Can you write these lines out again with "FORESIGHT" changed to "PLANNING AHEAD" and nothing else altered, leaving out the pictures?

◆ LISTED RECORDS ◆
#####

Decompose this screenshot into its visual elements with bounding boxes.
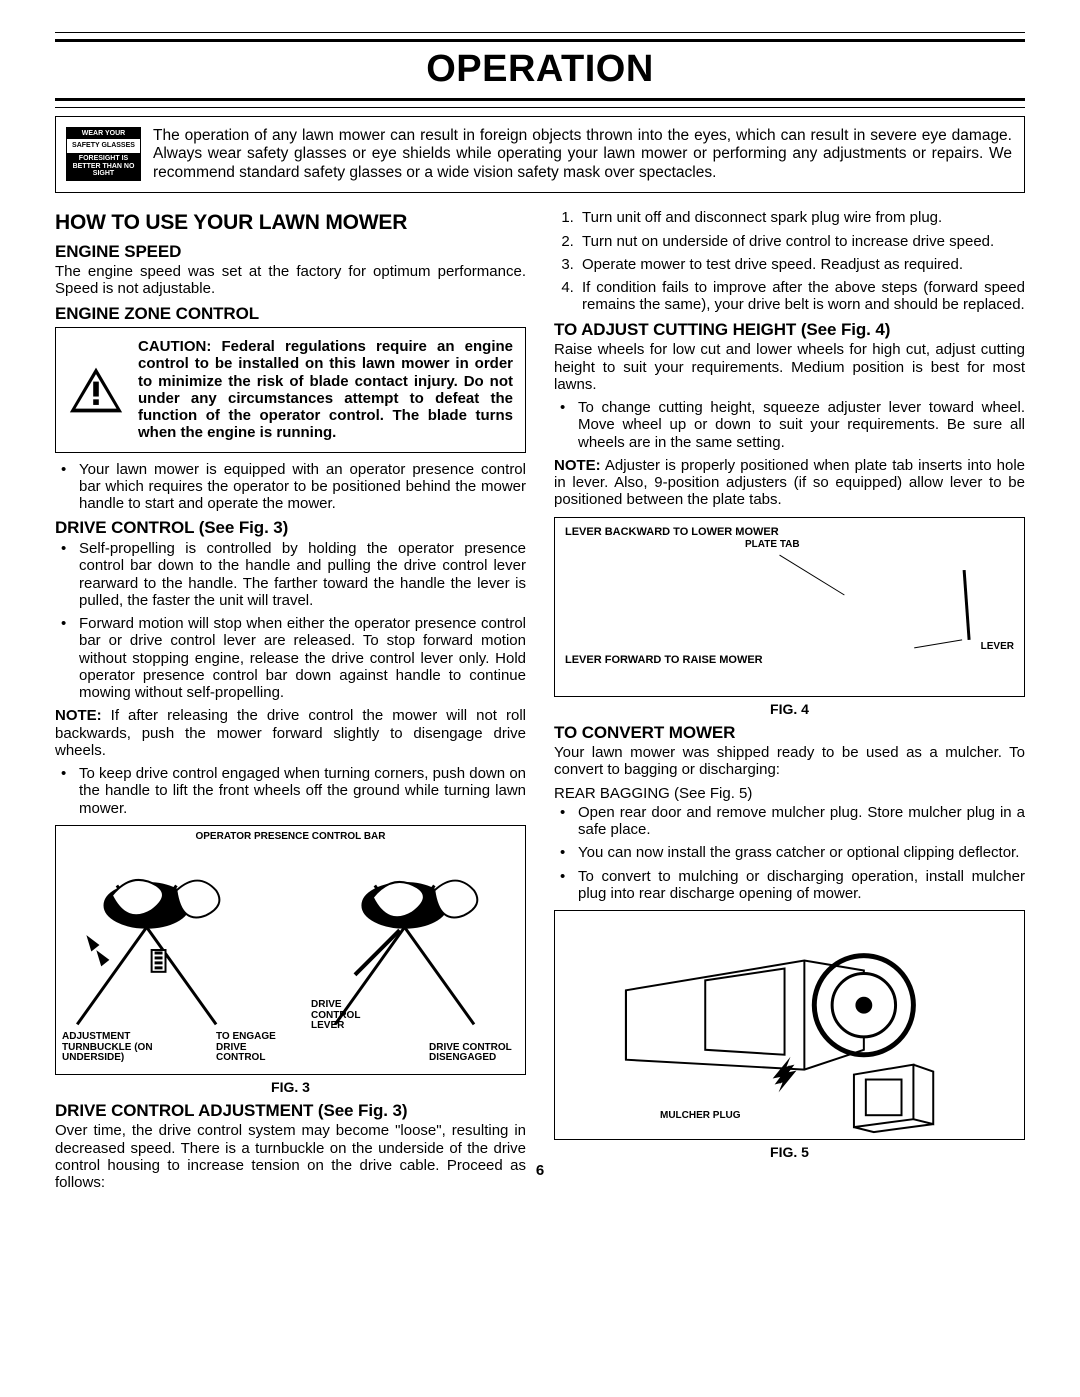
drive-control-adjustment-text: Over time, the drive control system may … <box>55 1122 526 1191</box>
step-3: Operate mower to test drive speed. Readj… <box>578 256 1025 273</box>
fig3-label-engage: TO ENGAGE DRIVE CONTROL <box>216 1032 286 1064</box>
caution-text: CAUTION: Federal regulations require an … <box>138 338 513 442</box>
step-4: If condition fails to improve after the … <box>578 279 1025 314</box>
badge-line-3: FORESIGHT IS BETTER THAN NO SIGHT <box>67 153 140 180</box>
fig4-lever-label: LEVER <box>981 641 1014 653</box>
page-number: 6 <box>536 1162 544 1179</box>
convert-bullet-3: To convert to mulching or discharging op… <box>554 868 1025 903</box>
page-title: OPERATION <box>55 48 1025 92</box>
convert-mower-heading: TO CONVERT MOWER <box>554 723 1025 743</box>
figure-4-illustration <box>565 540 1014 652</box>
rule-title-thin <box>55 107 1025 108</box>
figure-4-box: LEVER BACKWARD TO LOWER MOWER PLATE TAB … <box>554 517 1025 697</box>
engine-speed-heading: ENGINE SPEED <box>55 242 526 262</box>
rule-top-thin <box>55 32 1025 33</box>
drive-bullet-1: Self-propelling is controlled by holding… <box>55 540 526 609</box>
rule-title-thick <box>55 98 1025 101</box>
figure-5-caption: FIG. 5 <box>554 1144 1025 1160</box>
caution-box: CAUTION: Federal regulations require an … <box>55 327 526 453</box>
safety-warning-text: The operation of any lawn mower can resu… <box>153 127 1012 183</box>
figure-4-caption: FIG. 4 <box>554 701 1025 717</box>
warning-triangle-icon <box>68 365 124 415</box>
note-label-2: NOTE: <box>554 457 601 474</box>
cutting-bullet-1: To change cutting height, squeeze adjust… <box>554 399 1025 451</box>
fig4-top-label: LEVER BACKWARD TO LOWER MOWER <box>565 526 1014 539</box>
convert-bullet-2: You can now install the grass catcher or… <box>554 844 1025 861</box>
cutting-note-text: Adjuster is properly positioned when pla… <box>554 457 1025 509</box>
fig3-label-lever: DRIVE CONTROL LEVER <box>311 1000 381 1032</box>
engine-zone-control-heading: ENGINE ZONE CONTROL <box>55 304 526 324</box>
fig3-label-adj: ADJUSTMENT TURNBUCKLE (ON UNDERSIDE) <box>62 1032 162 1064</box>
cutting-note: NOTE: Adjuster is properly positioned wh… <box>554 457 1025 509</box>
drive-note-text: If after releasing the drive control the… <box>55 707 526 759</box>
figure-5-illustration <box>555 911 1024 1139</box>
step-2: Turn nut on underside of drive control t… <box>578 233 1025 250</box>
left-column: HOW TO USE YOUR LAWN MOWER ENGINE SPEED … <box>55 207 526 1197</box>
fig4-bottom-label: LEVER FORWARD TO RAISE MOWER <box>565 654 763 667</box>
drive-control-adjustment-heading: DRIVE CONTROL ADJUSTMENT (See Fig. 3) <box>55 1101 526 1121</box>
convert-bullet-1: Open rear door and remove mulcher plug. … <box>554 804 1025 839</box>
two-column-layout: HOW TO USE YOUR LAWN MOWER ENGINE SPEED … <box>55 207 1025 1197</box>
fig5-mulcher-label: MULCHER PLUG <box>660 1111 741 1122</box>
note-label: NOTE: <box>55 707 102 724</box>
badge-line-2: SAFETY GLASSES <box>67 139 140 153</box>
rule-top-thick <box>55 39 1025 42</box>
fig3-label-disengaged: DRIVE CONTROL DISENGAGED <box>429 1043 519 1064</box>
figure-3-caption: FIG. 3 <box>55 1079 526 1095</box>
drive-bullet-2: Forward motion will stop when either the… <box>55 615 526 701</box>
safety-glasses-badge: WEAR YOUR SAFETY GLASSES FORESIGHT IS BE… <box>66 127 141 181</box>
cutting-height-heading: TO ADJUST CUTTING HEIGHT (See Fig. 4) <box>554 320 1025 340</box>
adjustment-steps: Turn unit off and disconnect spark plug … <box>554 209 1025 313</box>
right-column: Turn unit off and disconnect spark plug … <box>554 207 1025 1197</box>
engine-speed-text: The engine speed was set at the factory … <box>55 263 526 298</box>
drive-note: NOTE: If after releasing the drive contr… <box>55 707 526 759</box>
how-to-use-heading: HOW TO USE YOUR LAWN MOWER <box>55 211 526 235</box>
drive-bullet-3: To keep drive control engaged when turni… <box>55 765 526 817</box>
badge-line-1: WEAR YOUR <box>67 128 140 140</box>
rear-bagging-label: REAR BAGGING (See Fig. 5) <box>554 785 1025 802</box>
ezc-bullet-1: Your lawn mower is equipped with an oper… <box>55 461 526 513</box>
safety-warning-box: WEAR YOUR SAFETY GLASSES FORESIGHT IS BE… <box>55 116 1025 194</box>
drive-control-heading: DRIVE CONTROL (See Fig. 3) <box>55 518 526 538</box>
figure-5-box: MULCHER PLUG <box>554 910 1025 1140</box>
cutting-height-text: Raise wheels for low cut and lower wheel… <box>554 341 1025 393</box>
fig3-label-top: OPERATOR PRESENCE CONTROL BAR <box>56 832 525 843</box>
figure-3-box: OPERATOR PRESENCE CONTROL BAR <box>55 825 526 1075</box>
step-1: Turn unit off and disconnect spark plug … <box>578 209 1025 226</box>
convert-mower-text: Your lawn mower was shipped ready to be … <box>554 744 1025 779</box>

#####

◆ WORKED SOLUTION ◆
Decompose this screenshot into its visual elements with bounding boxes.
drive-control-adjustment-text: Over time, the drive control system may … <box>55 1122 526 1191</box>
step-3: Operate mower to test drive speed. Readj… <box>578 256 1025 273</box>
fig3-label-engage: TO ENGAGE DRIVE CONTROL <box>216 1032 286 1064</box>
caution-text: CAUTION: Federal regulations require an … <box>138 338 513 442</box>
step-4: If condition fails to improve after the … <box>578 279 1025 314</box>
badge-line-3: PLANNING AHEAD IS BETTER THAN NO SIGHT <box>67 153 140 180</box>
fig4-lever-label: LEVER <box>981 641 1014 653</box>
page-number: 6 <box>536 1162 544 1179</box>
convert-bullet-3: To convert to mulching or discharging op… <box>554 868 1025 903</box>
page-title: OPERATION <box>55 48 1025 92</box>
convert-mower-heading: TO CONVERT MOWER <box>554 723 1025 743</box>
figure-4-illustration <box>565 540 1014 652</box>
rule-title-thin <box>55 107 1025 108</box>
figure-4-box: LEVER BACKWARD TO LOWER MOWER PLATE TAB … <box>554 517 1025 697</box>
engine-speed-heading: ENGINE SPEED <box>55 242 526 262</box>
rule-top-thin <box>55 32 1025 33</box>
drive-bullet-1: Self-propelling is controlled by holding… <box>55 540 526 609</box>
rule-title-thick <box>55 98 1025 101</box>
figure-5-caption: FIG. 5 <box>554 1144 1025 1160</box>
caution-box: CAUTION: Federal regulations require an … <box>55 327 526 453</box>
safety-warning-text: The operation of any lawn mower can resu… <box>153 127 1012 183</box>
figure-4-caption: FIG. 4 <box>554 701 1025 717</box>
warning-triangle-icon <box>68 365 124 415</box>
note-label-2: NOTE: <box>554 457 601 474</box>
cutting-bullet-1: To change cutting height, squeeze adjust… <box>554 399 1025 451</box>
fig4-top-label: LEVER BACKWARD TO LOWER MOWER <box>565 526 1014 539</box>
convert-bullet-2: You can now install the grass catcher or… <box>554 844 1025 861</box>
cutting-note-text: Adjuster is properly positioned when pla… <box>554 457 1025 509</box>
fig3-label-lever: DRIVE CONTROL LEVER <box>311 1000 381 1032</box>
engine-zone-control-heading: ENGINE ZONE CONTROL <box>55 304 526 324</box>
fig3-label-adj: ADJUSTMENT TURNBUCKLE (ON UNDERSIDE) <box>62 1032 162 1064</box>
cutting-note: NOTE: Adjuster is properly positioned wh… <box>554 457 1025 509</box>
drive-note-text: If after releasing the drive control the… <box>55 707 526 759</box>
figure-5-illustration <box>555 911 1024 1139</box>
step-2: Turn nut on underside of drive control t… <box>578 233 1025 250</box>
left-column: HOW TO USE YOUR LAWN MOWER ENGINE SPEED … <box>55 207 526 1197</box>
fig4-bottom-label: LEVER FORWARD TO RAISE MOWER <box>565 654 763 667</box>
drive-control-adjustment-heading: DRIVE CONTROL ADJUSTMENT (See Fig. 3) <box>55 1101 526 1121</box>
convert-bullet-1: Open rear door and remove mulcher plug. … <box>554 804 1025 839</box>
two-column-layout: HOW TO USE YOUR LAWN MOWER ENGINE SPEED … <box>55 207 1025 1197</box>
fig5-mulcher-label: MULCHER PLUG <box>660 1111 741 1122</box>
note-label: NOTE: <box>55 707 102 724</box>
badge-line-2: SAFETY GLASSES <box>67 139 140 153</box>
rule-top-thick <box>55 39 1025 42</box>
fig3-label-disengaged: DRIVE CONTROL DISENGAGED <box>429 1043 519 1064</box>
figure-3-caption: FIG. 3 <box>55 1079 526 1095</box>
drive-bullet-2: Forward motion will stop when either the… <box>55 615 526 701</box>
safety-glasses-badge: WEAR YOUR SAFETY GLASSES PLANNING AHEAD IS BE… <box>66 127 141 181</box>
cutting-height-heading: TO ADJUST CUTTING HEIGHT (See Fig. 4) <box>554 320 1025 340</box>
adjustment-steps: Turn unit off and disconnect spark plug … <box>554 209 1025 313</box>
right-column: Turn unit off and disconnect spark plug … <box>554 207 1025 1197</box>
engine-speed-text: The engine speed was set at the factory … <box>55 263 526 298</box>
drive-note: NOTE: If after releasing the drive contr… <box>55 707 526 759</box>
how-to-use-heading: HOW TO USE YOUR LAWN MOWER <box>55 211 526 235</box>
drive-bullet-3: To keep drive control engaged when turni… <box>55 765 526 817</box>
badge-line-1: WEAR YOUR <box>67 128 140 140</box>
rear-bagging-label: REAR BAGGING (See Fig. 5) <box>554 785 1025 802</box>
ezc-bullet-1: Your lawn mower is equipped with an oper… <box>55 461 526 513</box>
safety-warning-box: WEAR YOUR SAFETY GLASSES PLANNING AHEAD IS BE… <box>55 116 1025 194</box>
drive-control-heading: DRIVE CONTROL (See Fig. 3) <box>55 518 526 538</box>
figure-5-box: MULCHER PLUG <box>554 910 1025 1140</box>
cutting-height-text: Raise wheels for low cut and lower wheel… <box>554 341 1025 393</box>
fig3-label-top: OPERATOR PRESENCE CONTROL BAR <box>56 832 525 843</box>
figure-3-box: OPERATOR PRESENCE CONTROL BAR <box>55 825 526 1075</box>
step-1: Turn unit off and disconnect spark plug … <box>578 209 1025 226</box>
convert-mower-text: Your lawn mower was shipped ready to be … <box>554 744 1025 779</box>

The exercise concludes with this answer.